- [RECORDS FOR THE EXERCISE]
==*==

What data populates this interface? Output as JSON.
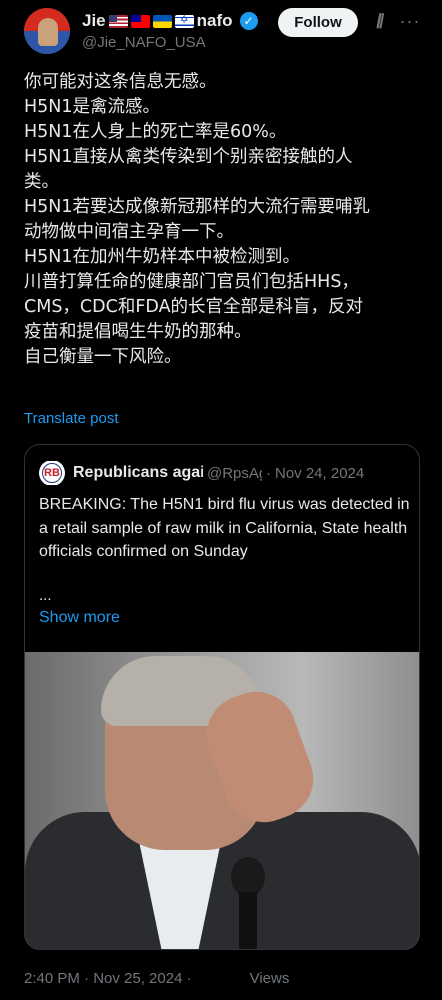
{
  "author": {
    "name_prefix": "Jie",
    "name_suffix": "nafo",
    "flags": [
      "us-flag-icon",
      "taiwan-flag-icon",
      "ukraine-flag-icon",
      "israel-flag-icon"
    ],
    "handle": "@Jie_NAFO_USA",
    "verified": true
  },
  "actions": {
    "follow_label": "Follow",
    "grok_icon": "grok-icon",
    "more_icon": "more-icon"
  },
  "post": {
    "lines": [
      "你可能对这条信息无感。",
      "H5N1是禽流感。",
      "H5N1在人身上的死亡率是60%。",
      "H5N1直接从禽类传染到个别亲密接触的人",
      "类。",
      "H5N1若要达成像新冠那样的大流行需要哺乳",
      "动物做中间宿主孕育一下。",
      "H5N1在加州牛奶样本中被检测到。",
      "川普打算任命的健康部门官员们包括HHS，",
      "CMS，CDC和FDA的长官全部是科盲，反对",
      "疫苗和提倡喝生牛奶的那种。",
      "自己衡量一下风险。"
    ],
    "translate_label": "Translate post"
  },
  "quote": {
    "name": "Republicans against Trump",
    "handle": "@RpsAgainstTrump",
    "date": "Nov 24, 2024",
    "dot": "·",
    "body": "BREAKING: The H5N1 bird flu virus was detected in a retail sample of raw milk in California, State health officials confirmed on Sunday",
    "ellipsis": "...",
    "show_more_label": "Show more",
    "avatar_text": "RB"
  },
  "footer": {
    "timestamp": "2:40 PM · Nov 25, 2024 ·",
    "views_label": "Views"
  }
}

==*==

- [ASSIGNMENT]
What the records say must be written out exactly, with none of their pictures.

- [EXPECTED OUTPUT]
What data populates this interface? Output as JSON.
{
  "author": {
    "name_prefix": "Jie",
    "name_suffix": "nafo",
    "flags": [
      "us-flag-icon",
      "taiwan-flag-icon",
      "ukraine-flag-icon",
      "israel-flag-icon"
    ],
    "handle": "@Jie_NAFO_USA",
    "verified": true
  },
  "actions": {
    "follow_label": "Follow",
    "grok_icon": "grok-icon",
    "more_icon": "more-icon"
  },
  "post": {
    "lines": [
      "你可能对这条信息无感。",
      "H5N1是禽流感。",
      "H5N1在人身上的死亡率是60%。",
      "H5N1直接从禽类传染到个别亲密接触的人",
      "类。",
      "H5N1若要达成像新冠那样的大流行需要哺乳",
      "动物做中间宿主孕育一下。",
      "H5N1在加州牛奶样本中被检测到。",
      "川普打算任命的健康部门官员们包括HHS，",
      "CMS，CDC和FDA的长官全部是科盲，反对",
      "疫苗和提倡喝生牛奶的那种。",
      "自己衡量一下风险。"
    ],
    "translate_label": "Translate post"
  },
  "quote": {
    "name": "Republicans against Trump",
    "handle": "@RpsAgainstTrump",
    "date": "Nov 24, 2024",
    "dot": "·",
    "body": "BREAKING: The H5N1 bird flu virus was detected in a retail sample of raw milk in California, State health officials confirmed on Sunday",
    "ellipsis": "...",
    "show_more_label": "Show more",
    "avatar_text": "RB"
  },
  "footer": {
    "timestamp": "2:40 PM · Nov 25, 2024 ·",
    "views_label": "Views"
  }
}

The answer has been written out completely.